# start of RECORDS FOR PROCESSING
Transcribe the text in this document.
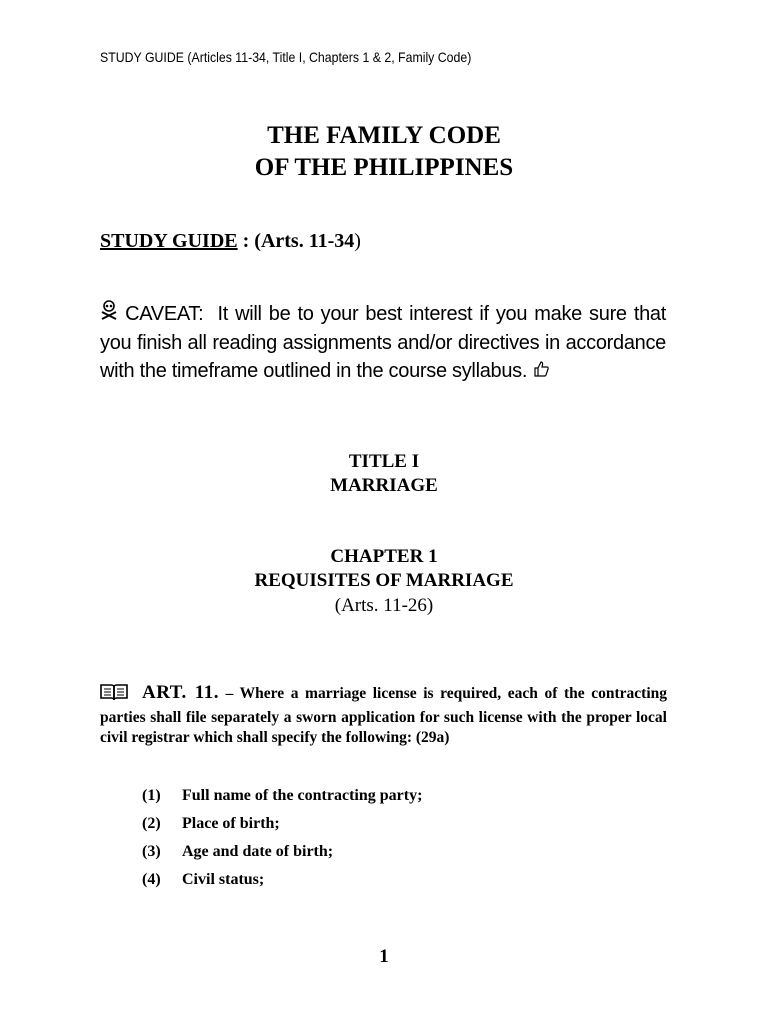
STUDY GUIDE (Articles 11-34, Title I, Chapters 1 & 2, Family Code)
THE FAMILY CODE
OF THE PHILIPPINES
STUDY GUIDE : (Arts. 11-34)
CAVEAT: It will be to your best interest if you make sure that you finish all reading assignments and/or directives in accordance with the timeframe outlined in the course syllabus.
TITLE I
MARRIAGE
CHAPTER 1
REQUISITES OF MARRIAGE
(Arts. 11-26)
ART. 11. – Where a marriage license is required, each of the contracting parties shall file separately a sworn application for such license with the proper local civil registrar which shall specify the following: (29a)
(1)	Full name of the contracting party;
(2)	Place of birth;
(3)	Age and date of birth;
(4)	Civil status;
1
# end of RECORDS FOR PROCESSING
# start of RECORDS FOR PROCESSING
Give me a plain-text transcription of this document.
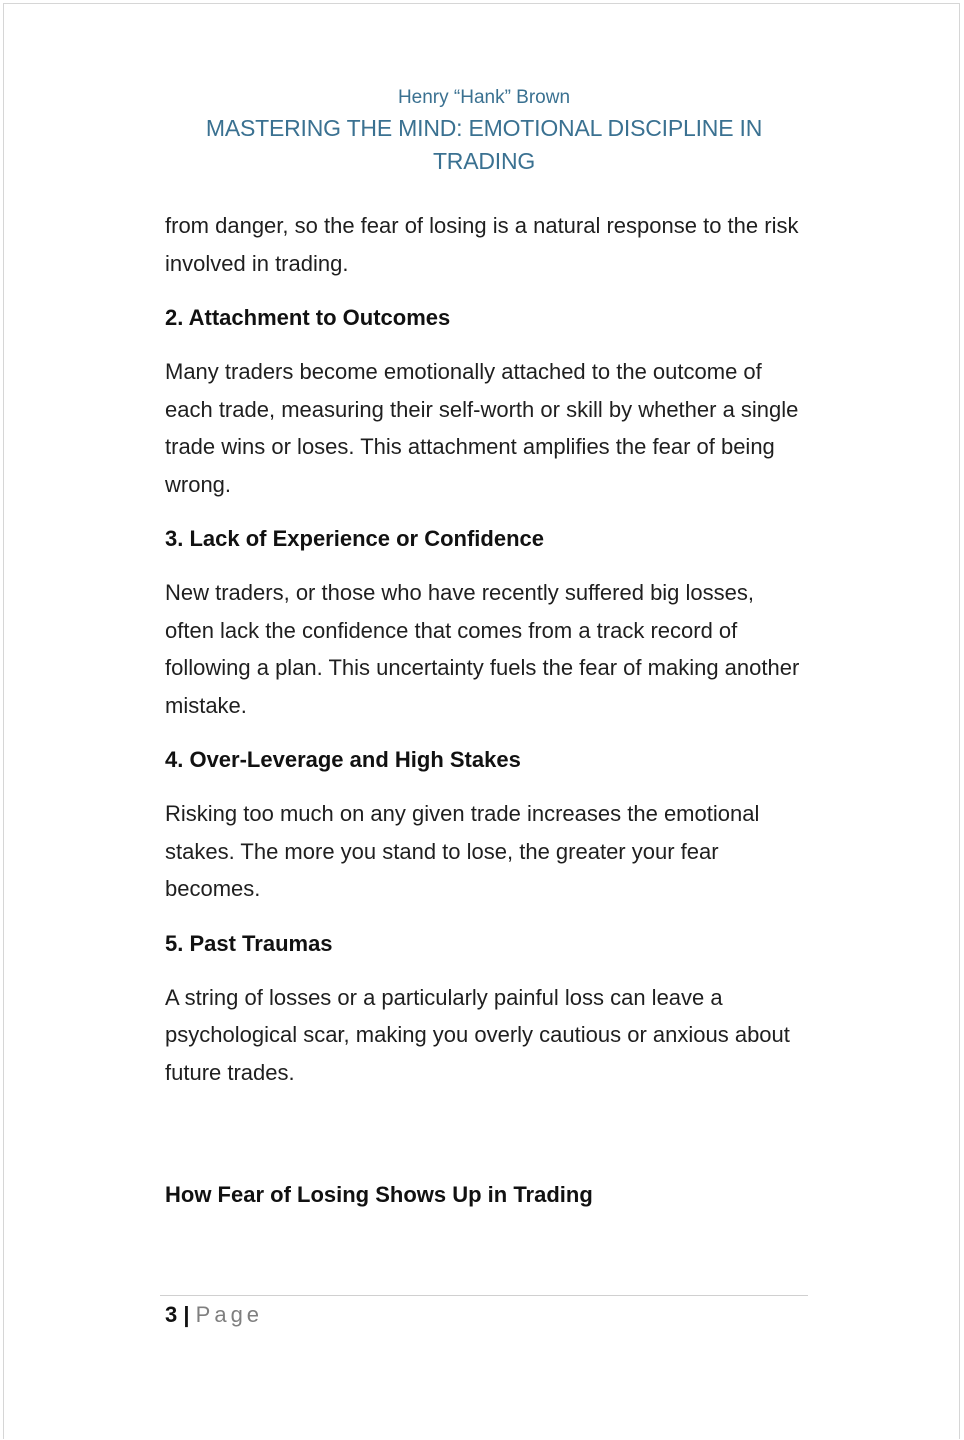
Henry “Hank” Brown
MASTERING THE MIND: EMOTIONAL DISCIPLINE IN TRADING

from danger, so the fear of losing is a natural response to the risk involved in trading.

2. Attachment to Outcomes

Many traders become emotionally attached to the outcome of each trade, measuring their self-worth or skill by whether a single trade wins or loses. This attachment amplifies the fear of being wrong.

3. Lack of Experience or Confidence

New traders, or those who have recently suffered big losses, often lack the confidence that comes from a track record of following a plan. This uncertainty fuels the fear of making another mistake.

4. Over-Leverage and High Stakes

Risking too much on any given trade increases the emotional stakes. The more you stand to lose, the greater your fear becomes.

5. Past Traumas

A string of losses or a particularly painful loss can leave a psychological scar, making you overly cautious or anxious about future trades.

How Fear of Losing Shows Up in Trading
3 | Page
# end of RECORDS FOR PROCESSING
# start of RECORDS FOR PROCESSING
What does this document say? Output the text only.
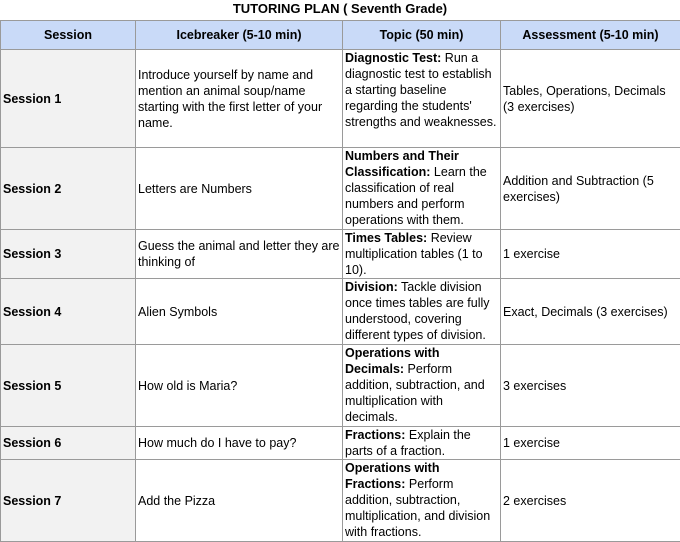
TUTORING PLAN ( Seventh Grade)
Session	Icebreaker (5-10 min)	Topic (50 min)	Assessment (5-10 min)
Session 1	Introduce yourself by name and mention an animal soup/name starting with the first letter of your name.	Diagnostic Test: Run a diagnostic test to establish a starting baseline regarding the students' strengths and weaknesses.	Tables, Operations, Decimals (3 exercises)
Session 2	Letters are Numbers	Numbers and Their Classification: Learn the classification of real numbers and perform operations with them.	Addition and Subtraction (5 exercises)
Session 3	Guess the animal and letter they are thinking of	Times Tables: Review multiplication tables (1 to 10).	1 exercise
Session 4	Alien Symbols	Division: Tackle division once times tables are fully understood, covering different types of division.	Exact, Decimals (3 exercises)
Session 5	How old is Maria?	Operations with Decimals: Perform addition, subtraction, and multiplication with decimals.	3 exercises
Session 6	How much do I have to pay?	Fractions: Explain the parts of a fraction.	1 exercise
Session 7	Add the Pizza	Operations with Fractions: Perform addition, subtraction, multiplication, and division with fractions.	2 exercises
# end of RECORDS FOR PROCESSING
• WHAT IS BEING ASKED
Show each line in the entries that holds the string "GUIDE".

• FINISHED EXERCISE
STUDY GUIDE (Articles 11-34, Title I, Chapters 1 & 2, Family Code)
STUDY GUIDE : (Arts. 11-34)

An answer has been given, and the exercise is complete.